Aim of the task ->
Provide the records once more, identical to the original.

Provided records ->
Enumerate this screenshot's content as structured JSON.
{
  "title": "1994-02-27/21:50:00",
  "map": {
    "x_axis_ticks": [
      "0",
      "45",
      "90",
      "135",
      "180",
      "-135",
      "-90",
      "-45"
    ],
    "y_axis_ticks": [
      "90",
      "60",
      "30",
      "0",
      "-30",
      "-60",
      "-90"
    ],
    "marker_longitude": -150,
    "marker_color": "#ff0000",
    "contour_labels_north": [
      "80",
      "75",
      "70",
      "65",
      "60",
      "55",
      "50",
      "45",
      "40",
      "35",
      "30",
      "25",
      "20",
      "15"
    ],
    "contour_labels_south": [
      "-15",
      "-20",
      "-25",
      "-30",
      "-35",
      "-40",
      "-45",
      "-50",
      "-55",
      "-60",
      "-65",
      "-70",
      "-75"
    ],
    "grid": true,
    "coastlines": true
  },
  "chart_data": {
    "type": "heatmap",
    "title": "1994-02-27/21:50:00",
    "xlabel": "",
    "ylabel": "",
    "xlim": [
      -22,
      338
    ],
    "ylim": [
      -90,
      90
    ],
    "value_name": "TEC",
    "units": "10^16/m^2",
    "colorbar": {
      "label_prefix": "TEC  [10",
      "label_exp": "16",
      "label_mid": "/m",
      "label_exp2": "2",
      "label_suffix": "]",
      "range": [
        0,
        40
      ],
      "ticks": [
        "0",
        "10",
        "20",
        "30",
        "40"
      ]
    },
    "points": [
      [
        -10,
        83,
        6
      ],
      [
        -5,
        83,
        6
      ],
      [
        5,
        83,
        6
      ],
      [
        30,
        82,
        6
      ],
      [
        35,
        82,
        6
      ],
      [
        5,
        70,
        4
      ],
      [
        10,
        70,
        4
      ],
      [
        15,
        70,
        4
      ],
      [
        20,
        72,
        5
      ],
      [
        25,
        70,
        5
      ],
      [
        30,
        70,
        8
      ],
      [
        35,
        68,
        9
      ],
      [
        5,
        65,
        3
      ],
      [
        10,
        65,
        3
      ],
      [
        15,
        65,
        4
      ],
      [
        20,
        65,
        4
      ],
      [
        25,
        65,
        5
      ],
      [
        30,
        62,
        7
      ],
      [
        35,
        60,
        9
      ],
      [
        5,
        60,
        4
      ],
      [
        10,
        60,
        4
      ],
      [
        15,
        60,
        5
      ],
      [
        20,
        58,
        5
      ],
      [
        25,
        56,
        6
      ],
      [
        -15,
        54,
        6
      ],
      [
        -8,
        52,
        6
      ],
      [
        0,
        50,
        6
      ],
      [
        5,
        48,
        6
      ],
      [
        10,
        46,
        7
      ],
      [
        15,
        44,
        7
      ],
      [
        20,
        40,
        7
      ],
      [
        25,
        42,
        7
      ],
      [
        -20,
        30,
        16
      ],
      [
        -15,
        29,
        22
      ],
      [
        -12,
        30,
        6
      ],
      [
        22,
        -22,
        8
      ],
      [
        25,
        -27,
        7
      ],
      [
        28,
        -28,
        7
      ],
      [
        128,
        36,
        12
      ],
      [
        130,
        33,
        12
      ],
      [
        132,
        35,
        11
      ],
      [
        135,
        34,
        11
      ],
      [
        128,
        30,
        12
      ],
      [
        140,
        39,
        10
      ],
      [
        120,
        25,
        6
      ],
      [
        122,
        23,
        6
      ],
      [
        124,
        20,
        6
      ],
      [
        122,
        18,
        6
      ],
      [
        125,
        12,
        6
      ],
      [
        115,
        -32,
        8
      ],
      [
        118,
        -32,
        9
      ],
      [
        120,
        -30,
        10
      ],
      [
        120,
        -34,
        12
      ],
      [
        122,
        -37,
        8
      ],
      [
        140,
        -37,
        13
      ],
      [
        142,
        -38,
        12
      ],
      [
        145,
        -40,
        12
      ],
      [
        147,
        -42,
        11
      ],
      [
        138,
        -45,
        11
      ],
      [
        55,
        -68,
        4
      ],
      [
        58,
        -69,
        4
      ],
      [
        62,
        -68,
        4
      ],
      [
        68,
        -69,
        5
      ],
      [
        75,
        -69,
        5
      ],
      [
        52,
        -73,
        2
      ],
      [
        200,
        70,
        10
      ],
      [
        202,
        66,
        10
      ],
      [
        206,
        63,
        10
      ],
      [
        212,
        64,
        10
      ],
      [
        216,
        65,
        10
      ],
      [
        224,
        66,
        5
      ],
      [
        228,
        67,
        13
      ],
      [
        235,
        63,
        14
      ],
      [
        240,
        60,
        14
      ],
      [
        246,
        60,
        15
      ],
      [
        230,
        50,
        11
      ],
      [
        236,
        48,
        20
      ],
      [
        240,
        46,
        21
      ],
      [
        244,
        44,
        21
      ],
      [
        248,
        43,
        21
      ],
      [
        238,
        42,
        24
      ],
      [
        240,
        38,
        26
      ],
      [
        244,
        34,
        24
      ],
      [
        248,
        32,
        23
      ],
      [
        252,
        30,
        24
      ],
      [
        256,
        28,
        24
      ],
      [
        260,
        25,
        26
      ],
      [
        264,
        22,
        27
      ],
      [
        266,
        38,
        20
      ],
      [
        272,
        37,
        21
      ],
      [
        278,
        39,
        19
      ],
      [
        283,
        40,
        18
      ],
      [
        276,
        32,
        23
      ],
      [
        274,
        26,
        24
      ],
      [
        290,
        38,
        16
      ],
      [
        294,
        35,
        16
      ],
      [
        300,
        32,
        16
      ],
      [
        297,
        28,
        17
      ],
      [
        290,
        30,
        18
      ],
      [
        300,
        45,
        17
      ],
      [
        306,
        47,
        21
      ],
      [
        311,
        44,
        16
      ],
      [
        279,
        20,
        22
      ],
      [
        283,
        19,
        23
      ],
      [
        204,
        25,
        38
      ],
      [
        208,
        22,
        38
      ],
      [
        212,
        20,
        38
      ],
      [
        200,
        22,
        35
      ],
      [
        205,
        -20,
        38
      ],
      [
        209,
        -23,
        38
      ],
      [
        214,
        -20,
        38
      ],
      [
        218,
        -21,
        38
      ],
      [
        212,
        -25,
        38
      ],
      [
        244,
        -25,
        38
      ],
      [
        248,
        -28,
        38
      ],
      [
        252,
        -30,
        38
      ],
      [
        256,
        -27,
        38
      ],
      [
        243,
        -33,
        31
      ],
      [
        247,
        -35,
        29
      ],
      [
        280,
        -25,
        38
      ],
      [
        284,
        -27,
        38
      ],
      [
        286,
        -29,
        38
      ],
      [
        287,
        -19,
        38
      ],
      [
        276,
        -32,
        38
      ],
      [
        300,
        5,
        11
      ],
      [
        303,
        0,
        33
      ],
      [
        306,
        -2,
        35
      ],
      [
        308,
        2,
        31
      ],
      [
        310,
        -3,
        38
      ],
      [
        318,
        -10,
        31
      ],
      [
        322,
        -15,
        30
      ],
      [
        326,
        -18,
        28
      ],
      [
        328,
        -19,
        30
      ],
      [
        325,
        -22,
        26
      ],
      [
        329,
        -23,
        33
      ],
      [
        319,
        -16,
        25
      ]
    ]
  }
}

Result for this task ->
Enumerate this screenshot's content as structured JSON.
{
  "title": "1994-02-27/21:50:00",
  "map": {
    "x_axis_ticks": [
      "0",
      "45",
      "90",
      "135",
      "180",
      "-135",
      "-90",
      "-45"
    ],
    "y_axis_ticks": [
      "90",
      "60",
      "30",
      "0",
      "-30",
      "-60",
      "-90"
    ],
    "marker_longitude": -150,
    "marker_color": "#ff0000",
    "contour_labels_north": [
      "80",
      "75",
      "70",
      "65",
      "60",
      "55",
      "50",
      "45",
      "40",
      "35",
      "30",
      "25",
      "20",
      "15"
    ],
    "contour_labels_south": [
      "-15",
      "-20",
      "-25",
      "-30",
      "-35",
      "-40",
      "-45",
      "-50",
      "-55",
      "-60",
      "-65",
      "-70",
      "-75"
    ],
    "grid": true,
    "coastlines": true
  },
  "chart_data": {
    "type": "heatmap",
    "title": "1994-02-27/21:50:00",
    "xlabel": "",
    "ylabel": "",
    "xlim": [
      -22,
      338
    ],
    "ylim": [
      -90,
      90
    ],
    "value_name": "TEC",
    "units": "10^16/m^2",
    "colorbar": {
      "label_prefix": "TEC  [10",
      "label_exp": "16",
      "label_mid": "/m",
      "label_exp2": "2",
      "label_suffix": "]",
      "range": [
        0,
        40
      ],
      "ticks": [
        "0",
        "10",
        "20",
        "30",
        "40"
      ]
    },
    "points": [
      [
        -10,
        83,
        6
      ],
      [
        -5,
        83,
        6
      ],
      [
        5,
        83,
        6
      ],
      [
        30,
        82,
        6
      ],
      [
        35,
        82,
        6
      ],
      [
        5,
        70,
        4
      ],
      [
        10,
        70,
        4
      ],
      [
        15,
        70,
        4
      ],
      [
        20,
        72,
        5
      ],
      [
        25,
        70,
        5
      ],
      [
        30,
        70,
        8
      ],
      [
        35,
        68,
        9
      ],
      [
        5,
        65,
        3
      ],
      [
        10,
        65,
        3
      ],
      [
        15,
        65,
        4
      ],
      [
        20,
        65,
        4
      ],
      [
        25,
        65,
        5
      ],
      [
        30,
        62,
        7
      ],
      [
        35,
        60,
        9
      ],
      [
        5,
        60,
        4
      ],
      [
        10,
        60,
        4
      ],
      [
        15,
        60,
        5
      ],
      [
        20,
        58,
        5
      ],
      [
        25,
        56,
        6
      ],
      [
        -15,
        54,
        6
      ],
      [
        -8,
        52,
        6
      ],
      [
        0,
        50,
        6
      ],
      [
        5,
        48,
        6
      ],
      [
        10,
        46,
        7
      ],
      [
        15,
        44,
        7
      ],
      [
        20,
        40,
        7
      ],
      [
        25,
        42,
        7
      ],
      [
        -20,
        30,
        16
      ],
      [
        -15,
        29,
        22
      ],
      [
        -12,
        30,
        6
      ],
      [
        22,
        -22,
        8
      ],
      [
        25,
        -27,
        7
      ],
      [
        28,
        -28,
        7
      ],
      [
        128,
        36,
        12
      ],
      [
        130,
        33,
        12
      ],
      [
        132,
        35,
        11
      ],
      [
        135,
        34,
        11
      ],
      [
        128,
        30,
        12
      ],
      [
        140,
        39,
        10
      ],
      [
        120,
        25,
        6
      ],
      [
        122,
        23,
        6
      ],
      [
        124,
        20,
        6
      ],
      [
        122,
        18,
        6
      ],
      [
        125,
        12,
        6
      ],
      [
        115,
        -32,
        8
      ],
      [
        118,
        -32,
        9
      ],
      [
        120,
        -30,
        10
      ],
      [
        120,
        -34,
        12
      ],
      [
        122,
        -37,
        8
      ],
      [
        140,
        -37,
        13
      ],
      [
        142,
        -38,
        12
      ],
      [
        145,
        -40,
        12
      ],
      [
        147,
        -42,
        11
      ],
      [
        138,
        -45,
        11
      ],
      [
        55,
        -68,
        4
      ],
      [
        58,
        -69,
        4
      ],
      [
        62,
        -68,
        4
      ],
      [
        68,
        -69,
        5
      ],
      [
        75,
        -69,
        5
      ],
      [
        52,
        -73,
        2
      ],
      [
        200,
        70,
        10
      ],
      [
        202,
        66,
        10
      ],
      [
        206,
        63,
        10
      ],
      [
        212,
        64,
        10
      ],
      [
        216,
        65,
        10
      ],
      [
        224,
        66,
        5
      ],
      [
        228,
        67,
        13
      ],
      [
        235,
        63,
        14
      ],
      [
        240,
        60,
        14
      ],
      [
        246,
        60,
        15
      ],
      [
        230,
        50,
        11
      ],
      [
        236,
        48,
        20
      ],
      [
        240,
        46,
        21
      ],
      [
        244,
        44,
        21
      ],
      [
        248,
        43,
        21
      ],
      [
        238,
        42,
        24
      ],
      [
        240,
        38,
        26
      ],
      [
        244,
        34,
        24
      ],
      [
        248,
        32,
        23
      ],
      [
        252,
        30,
        24
      ],
      [
        256,
        28,
        24
      ],
      [
        260,
        25,
        26
      ],
      [
        264,
        22,
        27
      ],
      [
        266,
        38,
        20
      ],
      [
        272,
        37,
        21
      ],
      [
        278,
        39,
        19
      ],
      [
        283,
        40,
        18
      ],
      [
        276,
        32,
        23
      ],
      [
        274,
        26,
        24
      ],
      [
        290,
        38,
        16
      ],
      [
        294,
        35,
        16
      ],
      [
        300,
        32,
        16
      ],
      [
        297,
        28,
        17
      ],
      [
        290,
        30,
        18
      ],
      [
        300,
        45,
        17
      ],
      [
        306,
        47,
        21
      ],
      [
        311,
        44,
        16
      ],
      [
        279,
        20,
        22
      ],
      [
        283,
        19,
        23
      ],
      [
        204,
        25,
        38
      ],
      [
        208,
        22,
        38
      ],
      [
        212,
        20,
        38
      ],
      [
        200,
        22,
        35
      ],
      [
        205,
        -20,
        38
      ],
      [
        209,
        -23,
        38
      ],
      [
        214,
        -20,
        38
      ],
      [
        218,
        -21,
        38
      ],
      [
        212,
        -25,
        38
      ],
      [
        244,
        -25,
        38
      ],
      [
        248,
        -28,
        38
      ],
      [
        252,
        -30,
        38
      ],
      [
        256,
        -27,
        38
      ],
      [
        243,
        -33,
        31
      ],
      [
        247,
        -35,
        29
      ],
      [
        280,
        -25,
        38
      ],
      [
        284,
        -27,
        38
      ],
      [
        286,
        -29,
        38
      ],
      [
        287,
        -19,
        38
      ],
      [
        276,
        -32,
        38
      ],
      [
        300,
        5,
        11
      ],
      [
        303,
        0,
        33
      ],
      [
        306,
        -2,
        35
      ],
      [
        308,
        2,
        31
      ],
      [
        310,
        -3,
        38
      ],
      [
        318,
        -10,
        31
      ],
      [
        322,
        -15,
        30
      ],
      [
        326,
        -18,
        28
      ],
      [
        328,
        -19,
        30
      ],
      [
        325,
        -22,
        26
      ],
      [
        329,
        -23,
        33
      ],
      [
        319,
        -16,
        25
      ]
    ]
  }
}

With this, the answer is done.